Task item A:
Answer these questions using the retinal metabolism text:
(i) Around which postnatal age do the outer segments of WT photoreceptors reach full size?
(ii) Which retina, outer or inner, showed freer NAD(P)H?
(iii) What did a previous study show about imaging fixed tissues?
Task item B:
Supply a continuation of the retinal metabolism text, beginning after its last sentence.
*** Supplied text ***
Based on the mechanisms previously discussed and the established structural–developmental timelines of the WT and rd10 mice, we speculate that in WT retinas, increased glycolysis is used to develop the photoreceptors until the outer segments have grown to their full size, roughly around P30. With fewer biosynthetic demands and more oxygen demand from the developed photoreceptors, there is increased OXPHOS, which eventually reaches a steady rate throughout adulthood. In rd10 mice, glycolysis is utilized more until around P15, where there are likely underlying signals to decrease biosynthesis or the signals for degeneration are stronger than those to proliferate. Without the need for continued proliferation, there is less need for glycolysis, and so, to provide the retina with energy the most efficiently, the eye turns to rely more on OXPHOS.
In terms of comparing the retinal layers (outer versus inner), we noted freer NAD(P)H, or more glycolysis, in the outer retina relative to the inner retina. Our findings were consistent with our previous study and Browne and colleagues’ work in human organoids, which showed more glycolysis in the outer layers and more OXPHOS in the inner layers of the organoids [10,14]. We also compared the posterior, mid-peripheral, and peripheral zones. Though there were some significant differences between these zones at certain time points, the zones did not show any significant patterns as a whole.
The limitations of our study included imaging fixed tissues, for which a previous study showed increased fluorescence lifetimes in certain fixatives [30]. However, in that study, the fixative time was not mentioned. Moreover, we used the same tissue preparation procedure for both the WT and rd10 mice.
In summary, our study compared the metabolic states and structures of WT and rd10 retinas throughout their first three months of life. We found that there was a trend towards decreased OXPHOS and increased glycolysis in the first few weeks of life in both the WT and rd10 mice, which gradually reversed and plateaued. In addition, we confirmed that the inner retina showed significantly more OXPHOS than the outer retina and that more centralized zones did not differ significantly in terms of metabolism versus more peripheral zones. In conclusion, these early developmental differences between the WT and rd10 mouse retinas may provide deeper insights into the cellular underpinnings and dysfunction of inherited retinal dystrophies and may facilitate future treatment development.
*** End of Supplied text ***
*** Available data ***
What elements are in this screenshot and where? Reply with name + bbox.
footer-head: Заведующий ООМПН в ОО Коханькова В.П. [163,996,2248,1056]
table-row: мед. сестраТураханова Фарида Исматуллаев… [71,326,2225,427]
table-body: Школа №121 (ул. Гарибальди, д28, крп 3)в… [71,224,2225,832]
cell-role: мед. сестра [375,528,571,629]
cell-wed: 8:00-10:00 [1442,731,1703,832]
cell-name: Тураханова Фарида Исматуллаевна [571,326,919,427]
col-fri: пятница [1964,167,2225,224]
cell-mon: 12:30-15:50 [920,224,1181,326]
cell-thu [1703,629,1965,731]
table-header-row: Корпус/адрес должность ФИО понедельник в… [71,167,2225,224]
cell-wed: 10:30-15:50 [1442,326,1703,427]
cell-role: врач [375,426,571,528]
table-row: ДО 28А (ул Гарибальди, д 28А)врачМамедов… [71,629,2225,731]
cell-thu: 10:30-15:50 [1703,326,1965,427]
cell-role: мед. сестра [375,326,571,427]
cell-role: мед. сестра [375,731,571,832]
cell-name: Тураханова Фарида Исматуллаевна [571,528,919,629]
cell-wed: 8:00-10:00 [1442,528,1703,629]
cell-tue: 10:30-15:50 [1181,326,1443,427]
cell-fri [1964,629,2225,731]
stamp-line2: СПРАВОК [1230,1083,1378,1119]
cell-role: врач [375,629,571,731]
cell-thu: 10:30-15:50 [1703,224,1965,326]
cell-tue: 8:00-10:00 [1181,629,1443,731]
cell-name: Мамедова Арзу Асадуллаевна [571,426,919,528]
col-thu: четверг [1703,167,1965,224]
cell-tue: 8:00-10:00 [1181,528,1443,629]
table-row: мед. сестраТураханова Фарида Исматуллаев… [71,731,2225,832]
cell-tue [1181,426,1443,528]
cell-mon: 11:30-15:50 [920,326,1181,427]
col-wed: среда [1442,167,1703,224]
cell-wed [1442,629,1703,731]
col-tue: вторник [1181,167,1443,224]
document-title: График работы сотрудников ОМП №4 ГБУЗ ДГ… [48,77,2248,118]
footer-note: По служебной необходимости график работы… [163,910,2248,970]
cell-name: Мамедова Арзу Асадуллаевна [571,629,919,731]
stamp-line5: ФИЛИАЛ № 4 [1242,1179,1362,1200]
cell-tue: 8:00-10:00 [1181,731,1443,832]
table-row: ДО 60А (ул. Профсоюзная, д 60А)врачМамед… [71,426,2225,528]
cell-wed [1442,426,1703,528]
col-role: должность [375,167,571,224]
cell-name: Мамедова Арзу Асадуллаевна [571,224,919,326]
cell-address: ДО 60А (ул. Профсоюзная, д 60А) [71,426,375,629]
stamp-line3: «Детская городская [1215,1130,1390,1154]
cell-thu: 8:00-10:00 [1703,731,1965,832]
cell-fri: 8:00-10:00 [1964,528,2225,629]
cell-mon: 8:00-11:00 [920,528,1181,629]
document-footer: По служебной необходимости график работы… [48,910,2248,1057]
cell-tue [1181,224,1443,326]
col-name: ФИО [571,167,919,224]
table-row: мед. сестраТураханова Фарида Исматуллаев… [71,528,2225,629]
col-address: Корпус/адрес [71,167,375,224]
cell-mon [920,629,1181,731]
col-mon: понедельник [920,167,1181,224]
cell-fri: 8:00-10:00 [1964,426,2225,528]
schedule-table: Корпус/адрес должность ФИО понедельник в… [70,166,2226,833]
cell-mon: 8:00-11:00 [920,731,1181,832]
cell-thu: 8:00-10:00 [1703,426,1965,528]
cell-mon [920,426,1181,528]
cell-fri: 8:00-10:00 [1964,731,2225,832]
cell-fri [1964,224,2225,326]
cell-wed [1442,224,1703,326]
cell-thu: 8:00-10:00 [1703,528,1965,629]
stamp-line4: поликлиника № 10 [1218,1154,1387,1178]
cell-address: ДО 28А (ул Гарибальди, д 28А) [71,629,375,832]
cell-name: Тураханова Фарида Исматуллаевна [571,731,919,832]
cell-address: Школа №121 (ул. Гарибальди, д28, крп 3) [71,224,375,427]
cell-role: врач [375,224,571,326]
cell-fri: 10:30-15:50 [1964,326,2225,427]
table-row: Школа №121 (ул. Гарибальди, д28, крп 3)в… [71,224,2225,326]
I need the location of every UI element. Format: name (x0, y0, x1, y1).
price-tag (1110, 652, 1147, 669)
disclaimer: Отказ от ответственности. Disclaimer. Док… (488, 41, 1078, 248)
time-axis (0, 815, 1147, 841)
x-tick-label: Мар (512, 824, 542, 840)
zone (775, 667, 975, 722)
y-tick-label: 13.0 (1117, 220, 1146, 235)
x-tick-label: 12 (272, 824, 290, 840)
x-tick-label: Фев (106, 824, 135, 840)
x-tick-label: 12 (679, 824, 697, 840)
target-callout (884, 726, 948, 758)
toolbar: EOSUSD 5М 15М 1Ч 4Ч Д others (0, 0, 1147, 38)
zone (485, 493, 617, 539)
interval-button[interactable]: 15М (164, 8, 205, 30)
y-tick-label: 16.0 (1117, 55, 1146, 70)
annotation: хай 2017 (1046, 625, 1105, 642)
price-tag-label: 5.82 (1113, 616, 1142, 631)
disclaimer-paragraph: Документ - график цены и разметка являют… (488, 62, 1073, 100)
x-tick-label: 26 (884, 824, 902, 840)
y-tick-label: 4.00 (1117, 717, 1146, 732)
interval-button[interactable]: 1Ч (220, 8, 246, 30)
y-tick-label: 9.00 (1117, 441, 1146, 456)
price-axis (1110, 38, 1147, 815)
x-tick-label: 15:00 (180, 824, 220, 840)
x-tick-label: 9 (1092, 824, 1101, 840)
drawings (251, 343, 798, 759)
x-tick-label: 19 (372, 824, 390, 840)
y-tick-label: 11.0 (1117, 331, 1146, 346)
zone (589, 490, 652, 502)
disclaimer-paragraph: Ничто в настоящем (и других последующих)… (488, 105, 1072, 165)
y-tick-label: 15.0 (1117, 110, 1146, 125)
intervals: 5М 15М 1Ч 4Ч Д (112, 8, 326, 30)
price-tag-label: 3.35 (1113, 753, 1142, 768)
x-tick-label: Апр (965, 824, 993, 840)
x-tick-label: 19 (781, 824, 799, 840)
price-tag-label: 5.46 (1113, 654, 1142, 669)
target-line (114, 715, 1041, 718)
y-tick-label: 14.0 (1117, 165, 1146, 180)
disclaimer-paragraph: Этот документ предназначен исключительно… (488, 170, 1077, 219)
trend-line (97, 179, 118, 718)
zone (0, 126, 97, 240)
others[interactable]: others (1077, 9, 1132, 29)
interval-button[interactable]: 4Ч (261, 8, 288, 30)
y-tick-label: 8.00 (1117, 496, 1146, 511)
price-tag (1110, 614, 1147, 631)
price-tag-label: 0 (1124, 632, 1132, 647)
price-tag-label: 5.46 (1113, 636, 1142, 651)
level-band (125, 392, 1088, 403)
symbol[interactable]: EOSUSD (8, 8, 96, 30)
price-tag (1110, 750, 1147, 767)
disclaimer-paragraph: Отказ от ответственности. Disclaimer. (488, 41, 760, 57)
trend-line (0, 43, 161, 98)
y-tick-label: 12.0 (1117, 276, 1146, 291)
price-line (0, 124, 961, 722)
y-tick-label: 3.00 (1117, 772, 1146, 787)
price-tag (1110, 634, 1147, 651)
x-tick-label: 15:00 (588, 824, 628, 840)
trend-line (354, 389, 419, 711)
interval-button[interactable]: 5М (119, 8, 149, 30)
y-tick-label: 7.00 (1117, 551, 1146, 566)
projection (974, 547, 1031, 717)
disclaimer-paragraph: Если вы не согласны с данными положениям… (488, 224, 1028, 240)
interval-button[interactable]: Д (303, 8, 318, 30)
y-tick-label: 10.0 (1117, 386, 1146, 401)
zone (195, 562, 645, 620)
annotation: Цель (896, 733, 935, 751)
*** End of Available data ***
Final answer A:
(i) Roughly P30.
(ii) The outer retina.
(iii) It showed increased fluorescence lifetimes in certain fixatives.

Final answer B:
Supplementary Materials
The following supporting information can be downloaded at: https://www.mdpi.com/article/10.3390/cimb46010039/s1, Figure S1: Percentage of bound NAD(P)H in wild-type (WT) mice, comparing the posterior, mid-peripheral, and far-peripheral zones. (A) Retinal zone comparison of the overall retina. (B) Retinal zone comparison of the outer retina. (C) Retinal zone comparison of the inner retina. Measurements for the latter two layers started at P10. Statistically significant differences between retinal zones are indicated with asterisks above the bars (*). Generally, there was no significant difference between the retinal zones of WT mice; Figure S2: Percentage of bound NAD(P)H in rd10 mice, comparing the posterior, mid-peripheral, and far-peripheral zones. (A) Retinal zone comparison of the overall retina. (B) Retinal zone comparison of the outer retina. (C) Retinal zone comparison of the inner retina. Measurements for the latter two layers started at P10. Statistically significant differences between retinal zones are indicated with asterisks above the bars on the left (*). Generally, there was no significant difference between the retinal zones of rd10 mice; Table S1: Average bound NAD(P)H percentages of wild-type (WT) and rd10 retinas for each timepoint, comparing the overall (n = 6–9), outer (n = 6–9), and inner (n = 6–9) retinas with p-values between the outer and inner retinas. The number of eyes that were analyzed is also listed below; Table S2: Average bound NAD(P)H percentages of wild-type (WT) retinas, comparing across timepoints the posterior (n = 6–9), mid-peripheral (n = 6–9), and far-peripheral (n = 6–9) zones; Table S3: Average bound NAD(P)H percentages of rd10 retinas, comparing across timepoints the posterior (n = 6–9), mid-peripheral (n = 6–9), and far-peripheral (n = 6–9) zones.
Author Contributions
Conceptualization, H.A.; methodology, E.S., N.K., J.A.J. and H.A.; validation, H.A.; formal analysis, E.S.; investigation, E.S., N.K. and J.A.J.; resources, M.Z., C.M.C., J.A.J. and H.A.; data curation, E.S.; writing—original draft preparation, E.S.; writing—review and editing, E.S., J.A.J., N.K., C.M.C., M.Z. and H.A.; supervision, H.A.; project administration, H.A.; funding acquisition, H.A. All authors have read and agreed to the published version of the manuscript.
Funding
This research was funded by the NIH grant p30EY029220 and an unrestricted grant to the Department of Ophthalmology from Research to Prevent Blindness, New York, NY, USA.
Institutional Review Board Statement
The animal study protocol was approved by the Institutional Review Board (or Ethics Committee) of the University of Southern California (protocol code: 21447 and date of approval: 18 August 2022).
Informed Consent Statement
Not applicable.
Data Availability Statement
The data presented in this study are available in the Supplementary Materials and within the article.
Acknowledgments
We gratefully acknowledge Ruibei Li for his statistical expertise and editorial comments.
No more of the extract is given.